▼▼▼

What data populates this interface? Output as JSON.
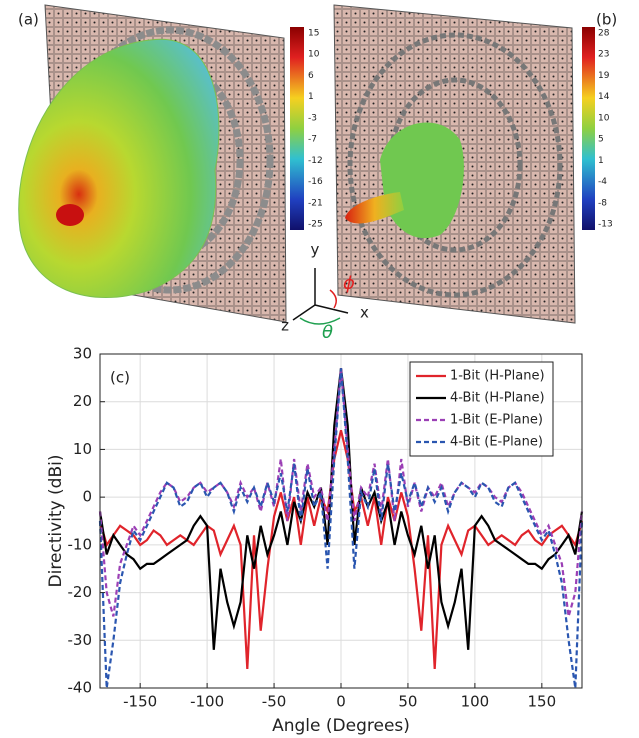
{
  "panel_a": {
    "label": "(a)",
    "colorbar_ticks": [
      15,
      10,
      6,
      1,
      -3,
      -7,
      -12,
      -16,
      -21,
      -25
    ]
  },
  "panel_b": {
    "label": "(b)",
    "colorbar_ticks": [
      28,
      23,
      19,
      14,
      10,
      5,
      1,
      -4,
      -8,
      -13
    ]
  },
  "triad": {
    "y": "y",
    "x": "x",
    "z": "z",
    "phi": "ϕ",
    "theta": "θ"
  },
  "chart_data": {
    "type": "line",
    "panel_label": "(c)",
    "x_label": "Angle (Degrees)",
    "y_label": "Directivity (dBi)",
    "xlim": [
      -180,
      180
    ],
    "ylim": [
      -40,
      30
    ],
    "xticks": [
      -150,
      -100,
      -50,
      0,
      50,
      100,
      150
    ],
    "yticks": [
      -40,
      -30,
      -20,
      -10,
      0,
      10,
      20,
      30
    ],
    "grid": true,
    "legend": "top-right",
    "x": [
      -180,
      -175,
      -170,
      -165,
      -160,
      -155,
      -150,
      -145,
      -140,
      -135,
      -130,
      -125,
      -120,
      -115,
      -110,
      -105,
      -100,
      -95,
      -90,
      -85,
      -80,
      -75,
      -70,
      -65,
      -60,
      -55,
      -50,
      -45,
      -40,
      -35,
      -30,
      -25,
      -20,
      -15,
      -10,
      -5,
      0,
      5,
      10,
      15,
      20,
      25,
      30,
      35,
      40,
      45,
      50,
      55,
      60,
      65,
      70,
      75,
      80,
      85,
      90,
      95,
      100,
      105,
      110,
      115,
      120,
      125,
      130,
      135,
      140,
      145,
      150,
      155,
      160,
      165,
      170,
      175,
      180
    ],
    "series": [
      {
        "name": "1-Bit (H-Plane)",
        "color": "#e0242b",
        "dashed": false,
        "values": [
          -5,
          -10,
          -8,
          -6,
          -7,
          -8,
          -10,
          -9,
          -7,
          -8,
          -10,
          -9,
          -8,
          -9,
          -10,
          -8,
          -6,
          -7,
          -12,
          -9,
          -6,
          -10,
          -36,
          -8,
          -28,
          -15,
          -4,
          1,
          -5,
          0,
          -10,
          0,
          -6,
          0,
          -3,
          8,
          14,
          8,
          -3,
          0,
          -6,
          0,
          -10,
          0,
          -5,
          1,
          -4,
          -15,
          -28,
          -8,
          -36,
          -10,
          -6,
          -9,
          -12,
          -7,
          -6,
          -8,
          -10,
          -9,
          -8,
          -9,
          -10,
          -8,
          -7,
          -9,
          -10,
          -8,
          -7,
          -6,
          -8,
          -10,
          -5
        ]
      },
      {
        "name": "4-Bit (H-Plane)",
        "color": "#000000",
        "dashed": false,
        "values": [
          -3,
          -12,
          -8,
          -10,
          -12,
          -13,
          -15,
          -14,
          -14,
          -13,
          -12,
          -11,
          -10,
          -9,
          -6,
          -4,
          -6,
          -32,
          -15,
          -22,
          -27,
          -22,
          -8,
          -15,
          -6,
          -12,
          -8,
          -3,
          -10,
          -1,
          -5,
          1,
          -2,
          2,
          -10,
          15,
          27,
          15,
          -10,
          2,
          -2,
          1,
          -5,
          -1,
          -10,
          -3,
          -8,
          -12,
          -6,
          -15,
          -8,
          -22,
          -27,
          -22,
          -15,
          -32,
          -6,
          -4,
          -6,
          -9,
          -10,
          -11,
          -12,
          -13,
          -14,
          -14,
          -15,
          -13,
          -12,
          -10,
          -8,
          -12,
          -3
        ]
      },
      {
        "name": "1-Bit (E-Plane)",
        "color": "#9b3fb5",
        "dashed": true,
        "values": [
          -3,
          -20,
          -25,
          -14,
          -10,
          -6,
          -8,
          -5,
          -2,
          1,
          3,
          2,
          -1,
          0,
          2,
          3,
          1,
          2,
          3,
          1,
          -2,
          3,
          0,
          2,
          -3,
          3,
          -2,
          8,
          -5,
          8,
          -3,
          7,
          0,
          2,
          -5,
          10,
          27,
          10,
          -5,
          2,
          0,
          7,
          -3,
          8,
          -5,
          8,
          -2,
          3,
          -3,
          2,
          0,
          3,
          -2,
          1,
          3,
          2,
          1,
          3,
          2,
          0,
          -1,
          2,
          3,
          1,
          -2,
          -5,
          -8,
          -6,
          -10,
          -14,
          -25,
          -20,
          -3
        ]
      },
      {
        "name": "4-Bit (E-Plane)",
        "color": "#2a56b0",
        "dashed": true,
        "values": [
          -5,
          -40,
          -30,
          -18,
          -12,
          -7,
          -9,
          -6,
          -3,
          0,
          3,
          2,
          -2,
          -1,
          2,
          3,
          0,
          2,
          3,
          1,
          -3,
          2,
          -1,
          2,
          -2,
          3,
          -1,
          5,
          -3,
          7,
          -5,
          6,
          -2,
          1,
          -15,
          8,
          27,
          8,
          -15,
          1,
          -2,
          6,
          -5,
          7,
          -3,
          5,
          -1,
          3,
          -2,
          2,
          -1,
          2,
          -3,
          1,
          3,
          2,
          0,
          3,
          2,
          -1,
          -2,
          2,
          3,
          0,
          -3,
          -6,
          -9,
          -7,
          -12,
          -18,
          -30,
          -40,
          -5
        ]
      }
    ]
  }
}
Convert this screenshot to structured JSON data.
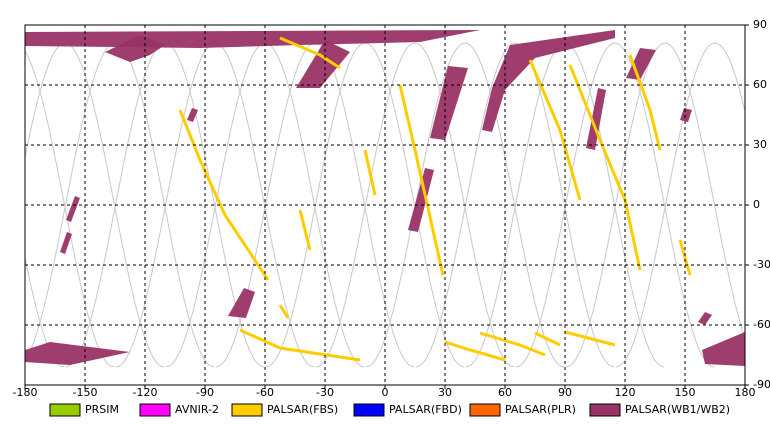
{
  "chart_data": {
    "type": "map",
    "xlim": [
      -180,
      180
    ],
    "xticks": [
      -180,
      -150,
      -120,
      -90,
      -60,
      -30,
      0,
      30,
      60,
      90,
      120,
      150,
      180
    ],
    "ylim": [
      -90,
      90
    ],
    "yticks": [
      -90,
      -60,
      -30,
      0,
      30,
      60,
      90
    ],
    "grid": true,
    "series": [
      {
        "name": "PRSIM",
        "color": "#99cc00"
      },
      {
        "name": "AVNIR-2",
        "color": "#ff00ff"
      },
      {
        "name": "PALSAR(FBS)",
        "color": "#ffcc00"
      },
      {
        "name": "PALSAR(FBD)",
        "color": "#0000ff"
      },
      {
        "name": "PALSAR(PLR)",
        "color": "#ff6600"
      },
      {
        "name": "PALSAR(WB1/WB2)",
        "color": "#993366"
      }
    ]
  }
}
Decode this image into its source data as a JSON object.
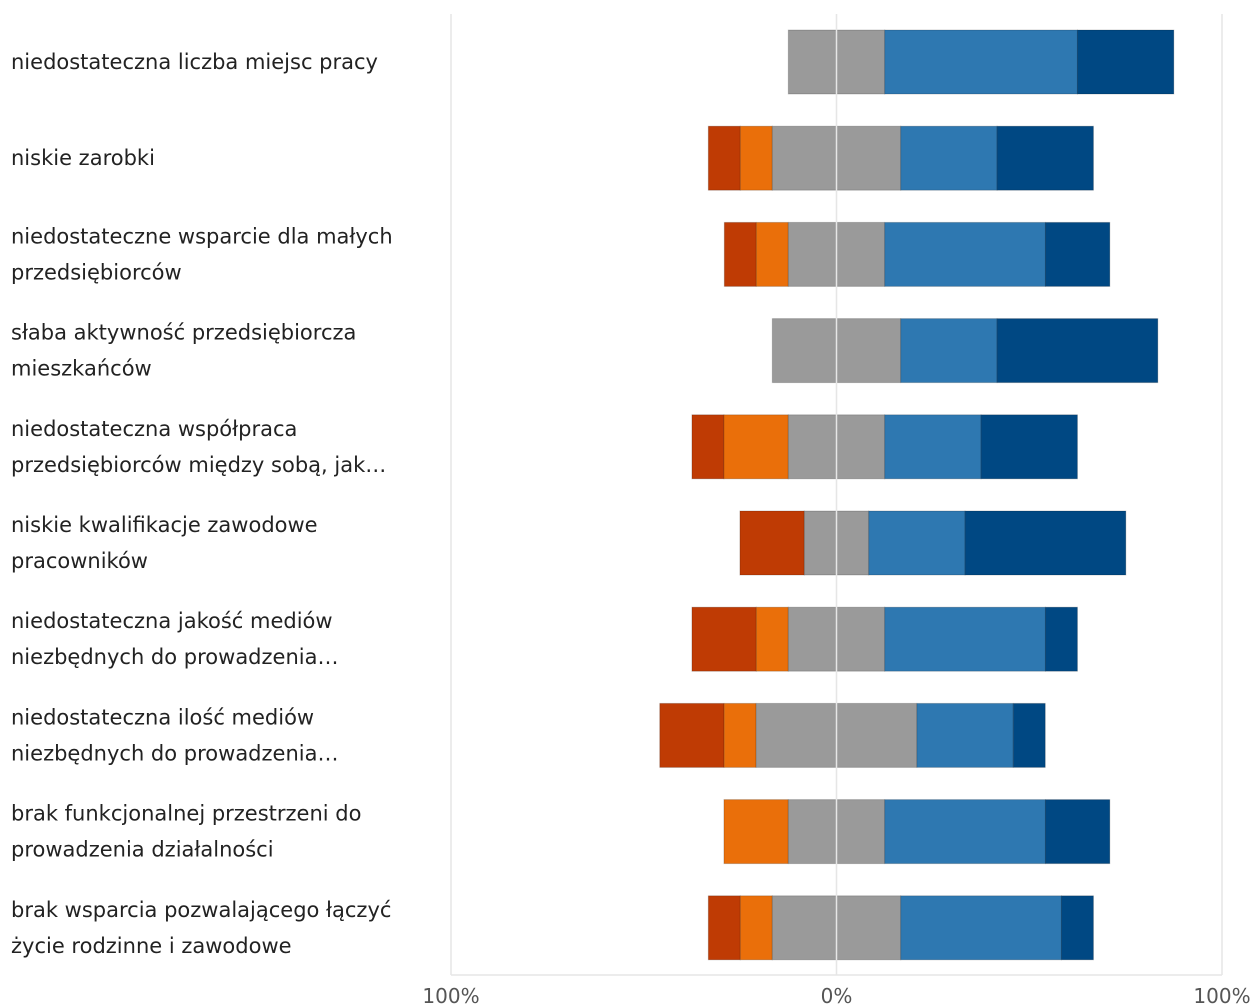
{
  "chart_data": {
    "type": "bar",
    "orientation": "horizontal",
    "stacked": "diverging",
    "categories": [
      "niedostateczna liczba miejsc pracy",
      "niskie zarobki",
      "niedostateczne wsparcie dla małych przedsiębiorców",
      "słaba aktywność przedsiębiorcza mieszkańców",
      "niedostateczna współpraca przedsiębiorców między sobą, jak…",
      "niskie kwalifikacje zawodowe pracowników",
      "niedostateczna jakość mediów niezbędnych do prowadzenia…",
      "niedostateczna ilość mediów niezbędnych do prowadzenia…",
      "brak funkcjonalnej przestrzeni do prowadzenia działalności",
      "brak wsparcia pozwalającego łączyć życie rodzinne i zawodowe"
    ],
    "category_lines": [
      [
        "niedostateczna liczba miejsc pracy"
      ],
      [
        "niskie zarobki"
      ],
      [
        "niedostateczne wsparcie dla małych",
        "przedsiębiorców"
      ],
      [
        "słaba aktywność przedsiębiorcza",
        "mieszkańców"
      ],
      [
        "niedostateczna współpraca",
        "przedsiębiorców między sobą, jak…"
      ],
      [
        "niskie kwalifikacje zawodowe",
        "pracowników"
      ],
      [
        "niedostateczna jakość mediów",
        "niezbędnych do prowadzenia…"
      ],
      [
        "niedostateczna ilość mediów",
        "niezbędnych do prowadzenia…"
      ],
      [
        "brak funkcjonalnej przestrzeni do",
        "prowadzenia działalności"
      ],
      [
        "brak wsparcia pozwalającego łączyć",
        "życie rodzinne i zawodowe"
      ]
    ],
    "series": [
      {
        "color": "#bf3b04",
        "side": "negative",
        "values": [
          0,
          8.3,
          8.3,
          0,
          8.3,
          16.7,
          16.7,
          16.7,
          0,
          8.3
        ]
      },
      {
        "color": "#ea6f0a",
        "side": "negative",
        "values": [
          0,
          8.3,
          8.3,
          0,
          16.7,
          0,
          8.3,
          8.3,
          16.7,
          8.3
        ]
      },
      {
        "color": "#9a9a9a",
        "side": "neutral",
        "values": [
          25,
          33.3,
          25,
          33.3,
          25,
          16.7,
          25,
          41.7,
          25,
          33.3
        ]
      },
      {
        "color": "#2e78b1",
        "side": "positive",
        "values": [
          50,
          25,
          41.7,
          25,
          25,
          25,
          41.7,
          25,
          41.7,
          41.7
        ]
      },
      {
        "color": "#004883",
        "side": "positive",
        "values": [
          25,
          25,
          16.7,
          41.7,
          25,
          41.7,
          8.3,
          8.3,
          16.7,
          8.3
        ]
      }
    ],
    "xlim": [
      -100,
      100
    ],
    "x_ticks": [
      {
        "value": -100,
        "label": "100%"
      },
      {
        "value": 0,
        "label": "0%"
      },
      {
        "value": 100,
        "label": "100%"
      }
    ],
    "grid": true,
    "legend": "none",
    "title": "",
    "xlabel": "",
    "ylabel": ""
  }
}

▲▲▲

## Exercise requirements:
Pick out every line holding the string "this" and return it.

## Exercise answer:
What data populates this interface? Output as JSON.
Convert this screenshot to structured JSON data.
Decode this image into its source data as a JSON object.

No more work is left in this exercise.